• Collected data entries
■ ■ ■

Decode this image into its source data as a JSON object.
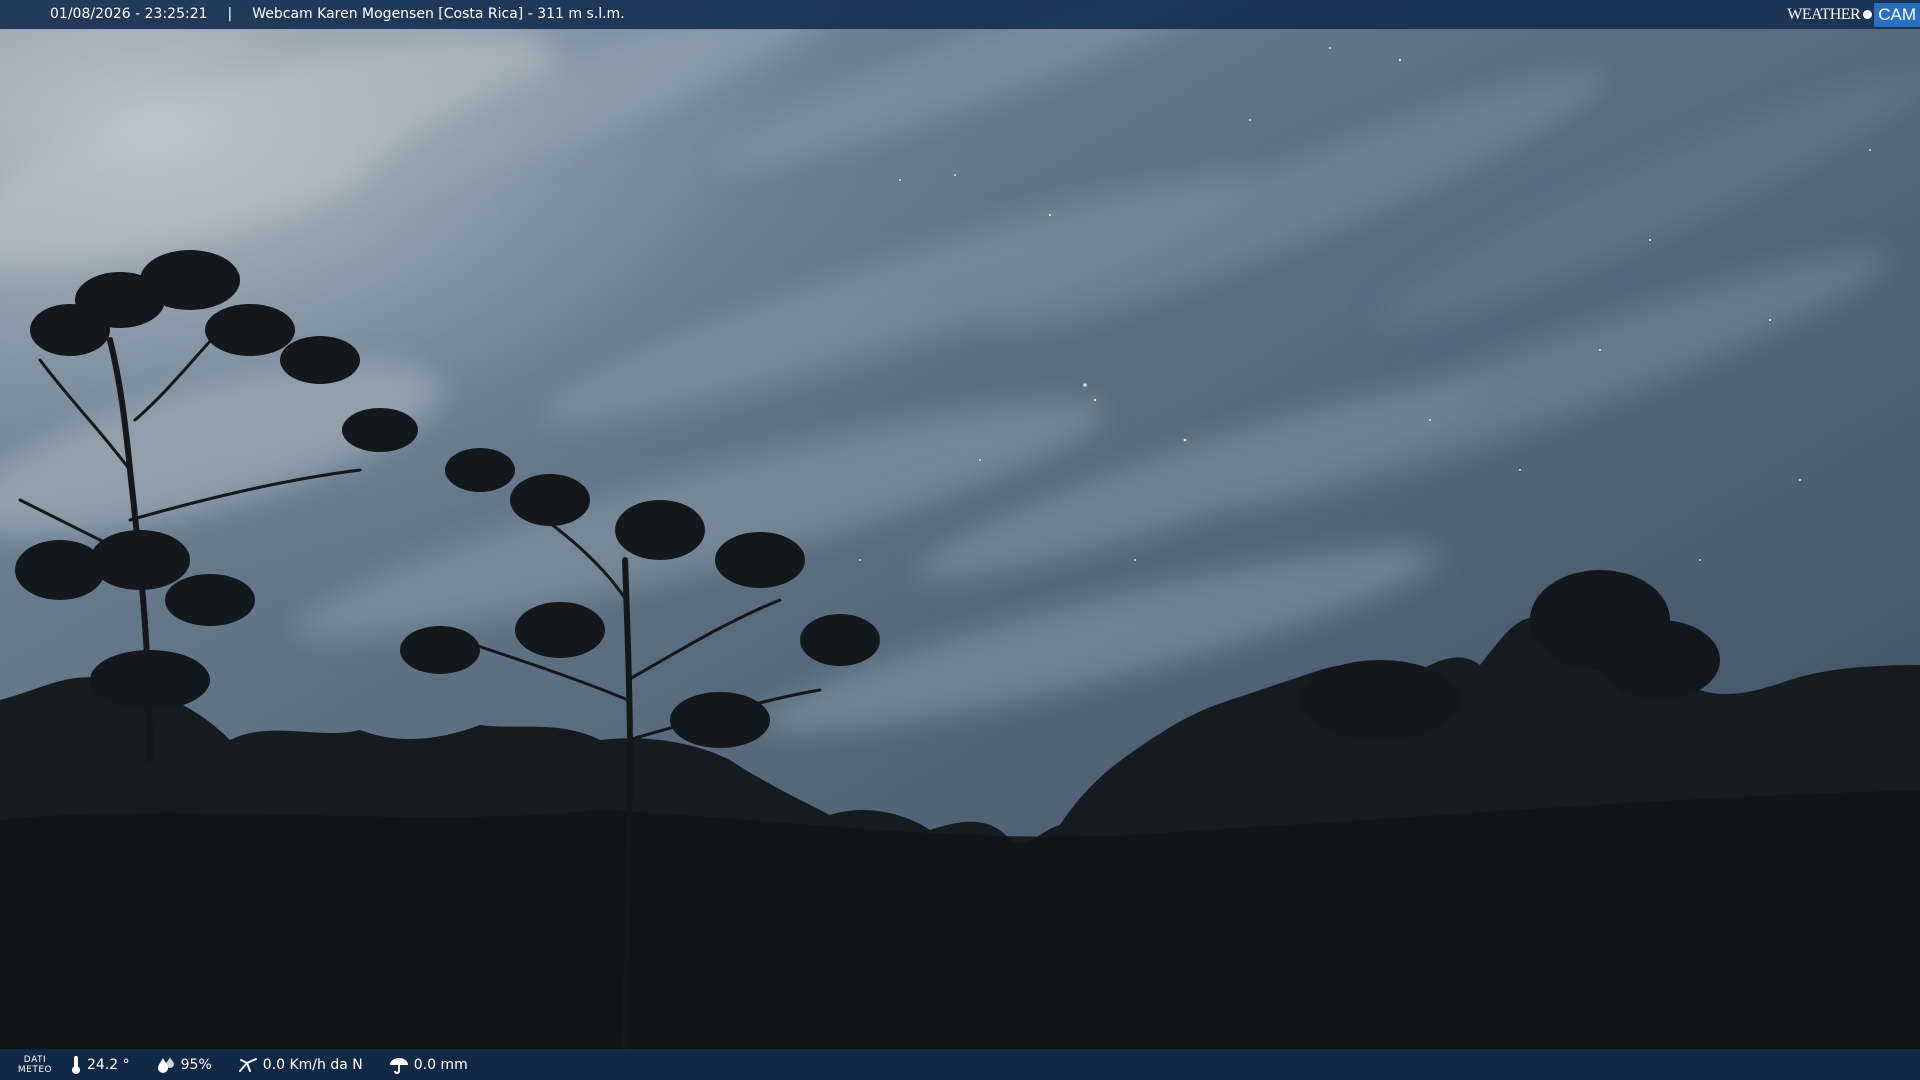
{
  "header": {
    "datetime": "01/08/2026 - 23:25:21",
    "separator": "|",
    "location": "Webcam Karen Mogensen [Costa Rica] - 311 m s.l.m."
  },
  "logo": {
    "weather": "WEATHER",
    "cam": "CAM"
  },
  "meteo": {
    "label_line1": "DATI",
    "label_line2": "METEO",
    "temperature": "24.2 °",
    "humidity": "95%",
    "wind": "0.0 Km/h da N",
    "rain": "0.0 mm"
  },
  "colors": {
    "bar_background": "#163052",
    "logo_accent": "#2a6fc2",
    "sky": "#5a6f80",
    "foliage": "#12181c"
  },
  "icons": {
    "temperature": "thermometer-icon",
    "humidity": "humidity-drop-icon",
    "wind": "wind-icon",
    "rain": "umbrella-icon"
  }
}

■ ■ ■

• Problem details
Copy the records word for word, leaving no picture in the copy.

• Answer in full
Decode this image into its source data as a JSON object.
{
  "header": {
    "datetime": "01/08/2026 - 23:25:21",
    "separator": "|",
    "location": "Webcam Karen Mogensen [Costa Rica] - 311 m s.l.m."
  },
  "logo": {
    "weather": "WEATHER",
    "cam": "CAM"
  },
  "meteo": {
    "label_line1": "DATI",
    "label_line2": "METEO",
    "temperature": "24.2 °",
    "humidity": "95%",
    "wind": "0.0 Km/h da N",
    "rain": "0.0 mm"
  },
  "colors": {
    "bar_background": "#163052",
    "logo_accent": "#2a6fc2",
    "sky": "#5a6f80",
    "foliage": "#12181c"
  },
  "icons": {
    "temperature": "thermometer-icon",
    "humidity": "humidity-drop-icon",
    "wind": "wind-icon",
    "rain": "umbrella-icon"
  }
}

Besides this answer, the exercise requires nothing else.